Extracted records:
+ + +

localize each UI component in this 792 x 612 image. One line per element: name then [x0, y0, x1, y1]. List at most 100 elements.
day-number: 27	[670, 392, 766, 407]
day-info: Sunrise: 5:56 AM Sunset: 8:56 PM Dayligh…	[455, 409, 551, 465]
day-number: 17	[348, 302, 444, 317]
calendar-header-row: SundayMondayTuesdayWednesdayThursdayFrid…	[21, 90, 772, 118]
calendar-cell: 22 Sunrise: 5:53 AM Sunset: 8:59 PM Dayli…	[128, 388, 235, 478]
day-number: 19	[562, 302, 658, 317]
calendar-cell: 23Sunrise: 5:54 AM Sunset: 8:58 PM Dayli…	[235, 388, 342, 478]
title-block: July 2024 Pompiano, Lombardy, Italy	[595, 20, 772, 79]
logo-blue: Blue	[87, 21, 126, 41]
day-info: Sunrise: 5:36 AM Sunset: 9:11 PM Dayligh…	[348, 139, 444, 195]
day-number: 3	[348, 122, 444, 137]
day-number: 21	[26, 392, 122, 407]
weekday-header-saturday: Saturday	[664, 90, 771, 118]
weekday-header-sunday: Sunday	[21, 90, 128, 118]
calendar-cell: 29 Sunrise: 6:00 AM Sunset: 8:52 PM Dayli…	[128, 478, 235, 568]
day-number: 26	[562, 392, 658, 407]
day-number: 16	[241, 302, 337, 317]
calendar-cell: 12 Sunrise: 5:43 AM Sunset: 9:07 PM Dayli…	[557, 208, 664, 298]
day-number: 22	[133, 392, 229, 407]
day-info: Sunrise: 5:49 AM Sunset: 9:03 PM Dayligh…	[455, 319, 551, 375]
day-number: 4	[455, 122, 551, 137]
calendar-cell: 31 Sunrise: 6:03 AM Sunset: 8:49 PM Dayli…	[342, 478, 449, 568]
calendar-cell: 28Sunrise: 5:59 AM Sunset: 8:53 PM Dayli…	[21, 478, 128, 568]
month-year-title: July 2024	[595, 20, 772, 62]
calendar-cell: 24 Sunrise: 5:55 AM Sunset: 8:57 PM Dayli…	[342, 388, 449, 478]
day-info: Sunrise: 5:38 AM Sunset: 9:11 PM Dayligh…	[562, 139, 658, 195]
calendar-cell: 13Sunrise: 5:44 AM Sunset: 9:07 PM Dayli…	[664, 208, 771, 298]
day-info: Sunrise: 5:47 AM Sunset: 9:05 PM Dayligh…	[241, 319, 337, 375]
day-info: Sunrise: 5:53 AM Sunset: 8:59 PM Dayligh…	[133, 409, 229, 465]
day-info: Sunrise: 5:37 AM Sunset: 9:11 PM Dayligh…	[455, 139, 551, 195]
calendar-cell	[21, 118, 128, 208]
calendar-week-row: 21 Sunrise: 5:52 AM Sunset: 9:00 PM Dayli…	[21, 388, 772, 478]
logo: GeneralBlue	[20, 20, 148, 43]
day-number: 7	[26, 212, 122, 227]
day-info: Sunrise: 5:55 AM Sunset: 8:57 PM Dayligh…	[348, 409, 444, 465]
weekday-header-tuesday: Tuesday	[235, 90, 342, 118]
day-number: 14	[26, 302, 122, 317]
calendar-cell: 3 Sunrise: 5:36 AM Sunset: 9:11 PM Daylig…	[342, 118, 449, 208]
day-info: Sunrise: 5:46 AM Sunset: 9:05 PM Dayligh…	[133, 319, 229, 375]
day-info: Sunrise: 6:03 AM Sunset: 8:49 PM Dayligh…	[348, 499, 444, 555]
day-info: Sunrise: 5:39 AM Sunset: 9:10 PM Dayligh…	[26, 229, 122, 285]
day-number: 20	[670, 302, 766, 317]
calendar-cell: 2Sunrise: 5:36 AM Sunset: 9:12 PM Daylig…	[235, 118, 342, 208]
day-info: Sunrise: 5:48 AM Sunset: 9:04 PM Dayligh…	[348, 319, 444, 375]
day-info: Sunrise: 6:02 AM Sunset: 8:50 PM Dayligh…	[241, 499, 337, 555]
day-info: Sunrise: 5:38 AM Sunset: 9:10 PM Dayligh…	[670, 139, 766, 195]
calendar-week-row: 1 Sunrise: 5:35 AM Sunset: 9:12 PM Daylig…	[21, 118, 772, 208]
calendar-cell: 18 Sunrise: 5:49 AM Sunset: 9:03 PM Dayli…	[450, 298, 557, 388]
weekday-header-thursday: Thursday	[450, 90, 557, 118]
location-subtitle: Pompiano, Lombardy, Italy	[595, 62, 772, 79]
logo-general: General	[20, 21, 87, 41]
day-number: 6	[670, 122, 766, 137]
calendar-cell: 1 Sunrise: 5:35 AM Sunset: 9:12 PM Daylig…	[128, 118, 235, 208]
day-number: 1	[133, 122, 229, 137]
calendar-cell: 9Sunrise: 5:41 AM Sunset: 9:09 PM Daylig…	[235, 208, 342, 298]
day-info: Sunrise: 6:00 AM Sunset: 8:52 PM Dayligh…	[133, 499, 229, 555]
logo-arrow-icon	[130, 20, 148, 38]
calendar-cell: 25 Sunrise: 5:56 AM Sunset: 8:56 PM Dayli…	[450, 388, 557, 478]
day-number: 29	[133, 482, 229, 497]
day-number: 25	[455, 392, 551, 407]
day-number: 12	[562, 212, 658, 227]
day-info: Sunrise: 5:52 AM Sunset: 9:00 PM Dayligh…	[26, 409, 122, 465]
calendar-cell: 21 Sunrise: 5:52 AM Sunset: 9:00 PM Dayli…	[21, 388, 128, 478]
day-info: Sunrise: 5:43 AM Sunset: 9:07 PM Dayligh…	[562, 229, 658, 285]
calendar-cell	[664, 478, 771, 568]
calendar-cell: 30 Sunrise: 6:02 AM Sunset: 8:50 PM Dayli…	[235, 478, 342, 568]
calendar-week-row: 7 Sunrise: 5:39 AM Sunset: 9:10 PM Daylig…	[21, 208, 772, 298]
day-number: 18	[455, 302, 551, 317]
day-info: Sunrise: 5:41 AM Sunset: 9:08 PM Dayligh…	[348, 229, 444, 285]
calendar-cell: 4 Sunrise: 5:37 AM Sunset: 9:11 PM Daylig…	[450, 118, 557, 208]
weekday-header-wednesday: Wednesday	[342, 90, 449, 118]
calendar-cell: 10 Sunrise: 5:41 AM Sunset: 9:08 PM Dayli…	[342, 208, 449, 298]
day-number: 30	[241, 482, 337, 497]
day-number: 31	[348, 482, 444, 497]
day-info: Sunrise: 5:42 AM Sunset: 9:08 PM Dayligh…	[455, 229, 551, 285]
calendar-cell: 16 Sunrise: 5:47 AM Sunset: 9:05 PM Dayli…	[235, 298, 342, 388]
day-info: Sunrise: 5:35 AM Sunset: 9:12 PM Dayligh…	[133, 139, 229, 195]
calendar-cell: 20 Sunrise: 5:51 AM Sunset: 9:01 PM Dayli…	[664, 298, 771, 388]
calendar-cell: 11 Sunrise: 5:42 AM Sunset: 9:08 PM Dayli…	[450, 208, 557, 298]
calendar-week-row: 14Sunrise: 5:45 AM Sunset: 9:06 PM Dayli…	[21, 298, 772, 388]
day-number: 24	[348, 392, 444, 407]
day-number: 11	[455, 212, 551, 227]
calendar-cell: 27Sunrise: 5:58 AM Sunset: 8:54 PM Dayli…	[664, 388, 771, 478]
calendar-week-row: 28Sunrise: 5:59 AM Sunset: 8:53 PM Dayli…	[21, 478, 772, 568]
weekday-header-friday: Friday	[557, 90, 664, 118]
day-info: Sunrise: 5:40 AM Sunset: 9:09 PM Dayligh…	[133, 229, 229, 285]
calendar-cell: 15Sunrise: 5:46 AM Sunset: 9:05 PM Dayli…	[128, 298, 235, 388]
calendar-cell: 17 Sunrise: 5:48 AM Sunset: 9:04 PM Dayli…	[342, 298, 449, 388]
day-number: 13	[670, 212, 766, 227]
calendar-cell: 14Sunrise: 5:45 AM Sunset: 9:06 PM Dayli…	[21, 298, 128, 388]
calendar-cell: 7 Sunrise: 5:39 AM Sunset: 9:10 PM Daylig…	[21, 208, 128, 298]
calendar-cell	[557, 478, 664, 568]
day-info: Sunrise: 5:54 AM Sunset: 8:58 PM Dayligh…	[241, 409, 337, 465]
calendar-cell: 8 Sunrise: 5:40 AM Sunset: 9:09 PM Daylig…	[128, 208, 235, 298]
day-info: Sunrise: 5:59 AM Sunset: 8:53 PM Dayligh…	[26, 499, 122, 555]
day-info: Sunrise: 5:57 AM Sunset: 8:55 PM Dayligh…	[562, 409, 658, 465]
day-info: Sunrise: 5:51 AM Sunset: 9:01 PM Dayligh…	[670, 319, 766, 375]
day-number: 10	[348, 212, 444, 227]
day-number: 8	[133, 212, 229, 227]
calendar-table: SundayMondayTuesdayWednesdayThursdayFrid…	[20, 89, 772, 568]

+ + +

OBJECTIVE: Rewrite the rows from the start of the records through the line containing "302, 658, 317]", changing "day-number" to "date-number" wherever it appears and leaving everything else as it is. Give only those rows.

SOLUTION FOR THIS EXERCISE:
localize each UI component in this 792 x 612 image. One line per element: name then [x0, y0, x1, y1]. List at most 100 elements.
date-number: 27	[670, 392, 766, 407]
day-info: Sunrise: 5:56 AM Sunset: 8:56 PM Dayligh…	[455, 409, 551, 465]
date-number: 17	[348, 302, 444, 317]
calendar-header-row: SundayMondayTuesdayWednesdayThursdayFrid…	[21, 90, 772, 118]
calendar-cell: 22 Sunrise: 5:53 AM Sunset: 8:59 PM Dayli…	[128, 388, 235, 478]
date-number: 19	[562, 302, 658, 317]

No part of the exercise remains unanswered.